_RECORDS SHOWN_:
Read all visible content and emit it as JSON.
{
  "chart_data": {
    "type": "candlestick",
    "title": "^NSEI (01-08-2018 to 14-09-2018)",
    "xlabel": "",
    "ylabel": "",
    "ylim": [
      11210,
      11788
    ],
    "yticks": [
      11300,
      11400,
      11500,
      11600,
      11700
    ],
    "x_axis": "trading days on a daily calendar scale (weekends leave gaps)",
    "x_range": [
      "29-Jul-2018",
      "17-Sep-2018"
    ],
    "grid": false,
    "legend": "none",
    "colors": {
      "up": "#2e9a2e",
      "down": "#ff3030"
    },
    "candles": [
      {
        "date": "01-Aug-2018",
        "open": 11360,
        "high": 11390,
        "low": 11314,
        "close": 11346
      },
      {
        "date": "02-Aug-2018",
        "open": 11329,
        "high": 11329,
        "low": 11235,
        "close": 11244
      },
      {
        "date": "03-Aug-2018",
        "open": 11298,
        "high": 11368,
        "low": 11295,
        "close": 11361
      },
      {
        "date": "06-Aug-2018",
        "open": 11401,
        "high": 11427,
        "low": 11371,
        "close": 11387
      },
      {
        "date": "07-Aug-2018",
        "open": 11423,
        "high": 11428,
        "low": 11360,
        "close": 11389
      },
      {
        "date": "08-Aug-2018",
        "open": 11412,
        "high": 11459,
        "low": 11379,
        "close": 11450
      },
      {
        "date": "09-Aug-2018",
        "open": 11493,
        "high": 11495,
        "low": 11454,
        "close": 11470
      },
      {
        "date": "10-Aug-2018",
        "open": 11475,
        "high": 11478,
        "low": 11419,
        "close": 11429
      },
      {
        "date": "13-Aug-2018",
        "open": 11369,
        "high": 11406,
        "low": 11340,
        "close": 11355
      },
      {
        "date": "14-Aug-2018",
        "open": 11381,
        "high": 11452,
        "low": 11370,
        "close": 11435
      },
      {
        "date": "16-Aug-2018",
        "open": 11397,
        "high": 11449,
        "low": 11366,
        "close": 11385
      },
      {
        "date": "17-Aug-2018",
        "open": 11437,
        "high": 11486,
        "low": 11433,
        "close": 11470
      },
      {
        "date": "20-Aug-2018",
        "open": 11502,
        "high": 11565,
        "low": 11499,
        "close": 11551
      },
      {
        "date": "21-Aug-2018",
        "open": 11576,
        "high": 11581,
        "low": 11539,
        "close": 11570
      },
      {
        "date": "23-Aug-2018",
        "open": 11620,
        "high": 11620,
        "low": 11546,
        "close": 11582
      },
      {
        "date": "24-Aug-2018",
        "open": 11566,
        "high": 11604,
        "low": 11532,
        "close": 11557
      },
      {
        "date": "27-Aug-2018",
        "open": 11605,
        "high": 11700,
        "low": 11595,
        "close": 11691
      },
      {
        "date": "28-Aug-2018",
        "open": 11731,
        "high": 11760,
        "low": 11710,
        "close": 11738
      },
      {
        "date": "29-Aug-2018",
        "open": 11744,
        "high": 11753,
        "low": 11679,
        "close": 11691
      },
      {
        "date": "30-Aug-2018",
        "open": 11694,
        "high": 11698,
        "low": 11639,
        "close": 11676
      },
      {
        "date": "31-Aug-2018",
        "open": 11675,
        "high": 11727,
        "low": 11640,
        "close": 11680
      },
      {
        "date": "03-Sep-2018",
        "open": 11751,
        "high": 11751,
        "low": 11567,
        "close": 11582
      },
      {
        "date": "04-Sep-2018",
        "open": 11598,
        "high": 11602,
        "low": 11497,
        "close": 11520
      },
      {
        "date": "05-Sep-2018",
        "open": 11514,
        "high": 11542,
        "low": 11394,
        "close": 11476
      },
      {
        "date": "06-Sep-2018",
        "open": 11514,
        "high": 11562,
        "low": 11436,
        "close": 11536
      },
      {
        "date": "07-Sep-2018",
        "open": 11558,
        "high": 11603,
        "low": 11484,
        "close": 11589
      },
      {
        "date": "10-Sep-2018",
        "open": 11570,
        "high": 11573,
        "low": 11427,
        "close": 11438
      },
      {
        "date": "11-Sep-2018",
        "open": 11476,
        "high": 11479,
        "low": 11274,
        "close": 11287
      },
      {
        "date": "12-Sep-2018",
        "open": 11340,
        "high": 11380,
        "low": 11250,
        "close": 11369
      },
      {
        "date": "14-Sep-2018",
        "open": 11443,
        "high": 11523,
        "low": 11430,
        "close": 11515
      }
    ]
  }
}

_WORK TO DO_:
Using the data above, return each line exactly as written.

_RESULT_:
Read all visible content and emit it as JSON.
{
  "chart_data": {
    "type": "candlestick",
    "title": "^NSEI (01-08-2018 to 14-09-2018)",
    "xlabel": "",
    "ylabel": "",
    "ylim": [
      11210,
      11788
    ],
    "yticks": [
      11300,
      11400,
      11500,
      11600,
      11700
    ],
    "x_axis": "trading days on a daily calendar scale (weekends leave gaps)",
    "x_range": [
      "29-Jul-2018",
      "17-Sep-2018"
    ],
    "grid": false,
    "legend": "none",
    "colors": {
      "up": "#2e9a2e",
      "down": "#ff3030"
    },
    "candles": [
      {
        "date": "01-Aug-2018",
        "open": 11360,
        "high": 11390,
        "low": 11314,
        "close": 11346
      },
      {
        "date": "02-Aug-2018",
        "open": 11329,
        "high": 11329,
        "low": 11235,
        "close": 11244
      },
      {
        "date": "03-Aug-2018",
        "open": 11298,
        "high": 11368,
        "low": 11295,
        "close": 11361
      },
      {
        "date": "06-Aug-2018",
        "open": 11401,
        "high": 11427,
        "low": 11371,
        "close": 11387
      },
      {
        "date": "07-Aug-2018",
        "open": 11423,
        "high": 11428,
        "low": 11360,
        "close": 11389
      },
      {
        "date": "08-Aug-2018",
        "open": 11412,
        "high": 11459,
        "low": 11379,
        "close": 11450
      },
      {
        "date": "09-Aug-2018",
        "open": 11493,
        "high": 11495,
        "low": 11454,
        "close": 11470
      },
      {
        "date": "10-Aug-2018",
        "open": 11475,
        "high": 11478,
        "low": 11419,
        "close": 11429
      },
      {
        "date": "13-Aug-2018",
        "open": 11369,
        "high": 11406,
        "low": 11340,
        "close": 11355
      },
      {
        "date": "14-Aug-2018",
        "open": 11381,
        "high": 11452,
        "low": 11370,
        "close": 11435
      },
      {
        "date": "16-Aug-2018",
        "open": 11397,
        "high": 11449,
        "low": 11366,
        "close": 11385
      },
      {
        "date": "17-Aug-2018",
        "open": 11437,
        "high": 11486,
        "low": 11433,
        "close": 11470
      },
      {
        "date": "20-Aug-2018",
        "open": 11502,
        "high": 11565,
        "low": 11499,
        "close": 11551
      },
      {
        "date": "21-Aug-2018",
        "open": 11576,
        "high": 11581,
        "low": 11539,
        "close": 11570
      },
      {
        "date": "23-Aug-2018",
        "open": 11620,
        "high": 11620,
        "low": 11546,
        "close": 11582
      },
      {
        "date": "24-Aug-2018",
        "open": 11566,
        "high": 11604,
        "low": 11532,
        "close": 11557
      },
      {
        "date": "27-Aug-2018",
        "open": 11605,
        "high": 11700,
        "low": 11595,
        "close": 11691
      },
      {
        "date": "28-Aug-2018",
        "open": 11731,
        "high": 11760,
        "low": 11710,
        "close": 11738
      },
      {
        "date": "29-Aug-2018",
        "open": 11744,
        "high": 11753,
        "low": 11679,
        "close": 11691
      },
      {
        "date": "30-Aug-2018",
        "open": 11694,
        "high": 11698,
        "low": 11639,
        "close": 11676
      },
      {
        "date": "31-Aug-2018",
        "open": 11675,
        "high": 11727,
        "low": 11640,
        "close": 11680
      },
      {
        "date": "03-Sep-2018",
        "open": 11751,
        "high": 11751,
        "low": 11567,
        "close": 11582
      },
      {
        "date": "04-Sep-2018",
        "open": 11598,
        "high": 11602,
        "low": 11497,
        "close": 11520
      },
      {
        "date": "05-Sep-2018",
        "open": 11514,
        "high": 11542,
        "low": 11394,
        "close": 11476
      },
      {
        "date": "06-Sep-2018",
        "open": 11514,
        "high": 11562,
        "low": 11436,
        "close": 11536
      },
      {
        "date": "07-Sep-2018",
        "open": 11558,
        "high": 11603,
        "low": 11484,
        "close": 11589
      },
      {
        "date": "10-Sep-2018",
        "open": 11570,
        "high": 11573,
        "low": 11427,
        "close": 11438
      },
      {
        "date": "11-Sep-2018",
        "open": 11476,
        "high": 11479,
        "low": 11274,
        "close": 11287
      },
      {
        "date": "12-Sep-2018",
        "open": 11340,
        "high": 11380,
        "low": 11250,
        "close": 11369
      },
      {
        "date": "14-Sep-2018",
        "open": 11443,
        "high": 11523,
        "low": 11430,
        "close": 11515
      }
    ]
  }
}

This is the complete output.